▶ [TASK OBJECTIVE] State how many lines in the records hold the word "positiven", giving the number and no other text.

▶ [DATA ROWS]

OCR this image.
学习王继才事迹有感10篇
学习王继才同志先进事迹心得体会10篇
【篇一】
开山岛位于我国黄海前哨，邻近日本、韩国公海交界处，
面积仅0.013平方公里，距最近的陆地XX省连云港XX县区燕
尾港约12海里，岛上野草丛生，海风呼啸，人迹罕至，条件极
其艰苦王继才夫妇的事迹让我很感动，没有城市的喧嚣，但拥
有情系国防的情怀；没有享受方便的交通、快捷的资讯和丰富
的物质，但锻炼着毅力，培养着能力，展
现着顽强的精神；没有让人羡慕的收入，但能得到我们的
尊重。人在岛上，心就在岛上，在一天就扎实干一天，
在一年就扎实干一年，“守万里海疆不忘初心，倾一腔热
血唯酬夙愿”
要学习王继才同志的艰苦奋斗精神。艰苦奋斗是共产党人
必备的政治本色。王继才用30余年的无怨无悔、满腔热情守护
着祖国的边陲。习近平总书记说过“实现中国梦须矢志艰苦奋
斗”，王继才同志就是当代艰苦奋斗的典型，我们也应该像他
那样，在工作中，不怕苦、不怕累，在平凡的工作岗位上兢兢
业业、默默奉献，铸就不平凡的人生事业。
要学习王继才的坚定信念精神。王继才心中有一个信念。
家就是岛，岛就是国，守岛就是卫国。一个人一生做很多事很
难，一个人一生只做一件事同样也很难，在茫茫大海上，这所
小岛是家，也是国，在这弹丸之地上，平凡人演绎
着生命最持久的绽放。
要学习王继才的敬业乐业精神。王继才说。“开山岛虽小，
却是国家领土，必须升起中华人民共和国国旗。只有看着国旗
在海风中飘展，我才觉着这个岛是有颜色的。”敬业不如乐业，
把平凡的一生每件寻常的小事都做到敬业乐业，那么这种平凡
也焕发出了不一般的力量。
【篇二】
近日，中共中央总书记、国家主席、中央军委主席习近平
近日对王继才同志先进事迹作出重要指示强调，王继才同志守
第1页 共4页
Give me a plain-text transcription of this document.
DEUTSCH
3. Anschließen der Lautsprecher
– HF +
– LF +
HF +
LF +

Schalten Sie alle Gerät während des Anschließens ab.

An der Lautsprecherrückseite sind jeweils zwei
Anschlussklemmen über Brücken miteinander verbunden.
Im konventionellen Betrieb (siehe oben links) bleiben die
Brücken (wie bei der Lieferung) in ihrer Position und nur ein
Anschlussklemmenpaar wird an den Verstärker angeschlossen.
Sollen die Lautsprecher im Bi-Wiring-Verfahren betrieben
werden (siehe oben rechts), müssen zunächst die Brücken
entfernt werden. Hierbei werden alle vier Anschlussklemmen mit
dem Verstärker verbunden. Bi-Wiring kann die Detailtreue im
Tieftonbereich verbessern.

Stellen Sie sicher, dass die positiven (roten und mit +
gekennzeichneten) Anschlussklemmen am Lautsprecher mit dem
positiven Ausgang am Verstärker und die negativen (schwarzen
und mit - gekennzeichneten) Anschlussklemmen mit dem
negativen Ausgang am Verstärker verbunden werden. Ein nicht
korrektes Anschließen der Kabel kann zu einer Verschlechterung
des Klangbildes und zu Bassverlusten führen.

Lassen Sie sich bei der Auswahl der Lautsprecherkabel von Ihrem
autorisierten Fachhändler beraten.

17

▶ [WRITTEN ANSWER] 2